#### Problem requirements
Among the following entries, count the lines that contain "Inside" and report only the result.

## Begin Extracted data

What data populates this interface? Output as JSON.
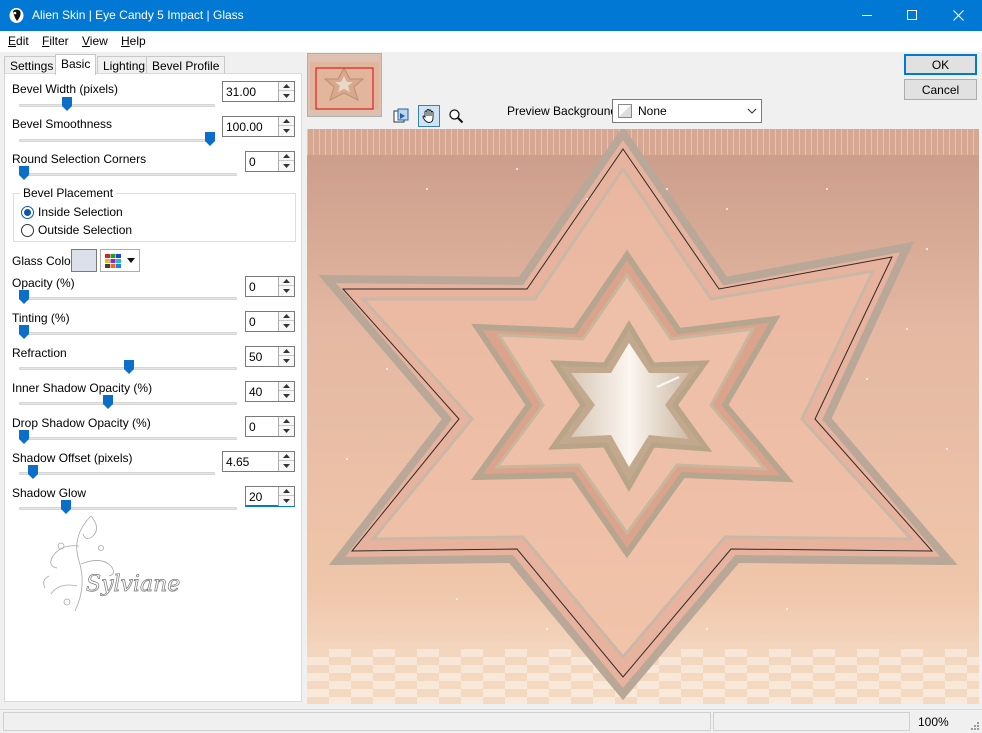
{
  "window": {
    "title": "Alien Skin | Eye Candy 5 Impact | Glass",
    "controls": [
      "minimize",
      "maximize",
      "close"
    ]
  },
  "menu": {
    "items": [
      {
        "label": "Edit",
        "key": "E",
        "rest": "dit"
      },
      {
        "label": "Filter",
        "key": "F",
        "rest": "ilter"
      },
      {
        "label": "View",
        "key": "V",
        "rest": "iew"
      },
      {
        "label": "Help",
        "key": "H",
        "rest": "elp"
      }
    ]
  },
  "tabs": [
    "Settings",
    "Basic",
    "Lighting",
    "Bevel Profile"
  ],
  "active_tab": "Basic",
  "controls": {
    "bevel_width": {
      "label": "Bevel Width (pixels)",
      "value": "31.00",
      "level": 0.24
    },
    "bevel_smoothness": {
      "label": "Bevel Smoothness",
      "value": "100.00",
      "level": 1.0
    },
    "round_corners": {
      "label": "Round Selection Corners",
      "value": "0",
      "level": 0.0
    },
    "bevel_placement": {
      "title": "Bevel Placement",
      "options": [
        "Inside Selection",
        "Outside Selection"
      ],
      "selected": "Inside Selection"
    },
    "glass_color": {
      "label": "Glass Color",
      "color": "#dbe0ea"
    },
    "opacity": {
      "label": "Opacity (%)",
      "value": "0",
      "level": 0.0
    },
    "tinting": {
      "label": "Tinting (%)",
      "value": "0",
      "level": 0.0
    },
    "refraction": {
      "label": "Refraction",
      "value": "50",
      "level": 0.5
    },
    "inner_shadow_opacity": {
      "label": "Inner Shadow Opacity (%)",
      "value": "40",
      "level": 0.4
    },
    "drop_shadow_opacity": {
      "label": "Drop Shadow Opacity (%)",
      "value": "0",
      "level": 0.0
    },
    "shadow_offset": {
      "label": "Shadow Offset (pixels)",
      "value": "4.65",
      "level": 0.05
    },
    "shadow_glow": {
      "label": "Shadow Glow",
      "value": "20",
      "level": 0.2
    }
  },
  "watermark": {
    "text": "Sylviane"
  },
  "preview": {
    "background_label": "Preview Background:",
    "background_value": "None",
    "tools": [
      "preview-compare-icon",
      "hand-icon",
      "zoom-icon"
    ]
  },
  "buttons": {
    "ok": "OK",
    "cancel": "Cancel"
  },
  "status": {
    "zoom": "100%"
  },
  "colors": {
    "titlebar": "#0078d4",
    "accent": "#0078d4",
    "slider_thumb": "#0b6fc9",
    "preview_peach": "#e8b8a0"
  }
}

## End Extracted data

#### Exercise result
2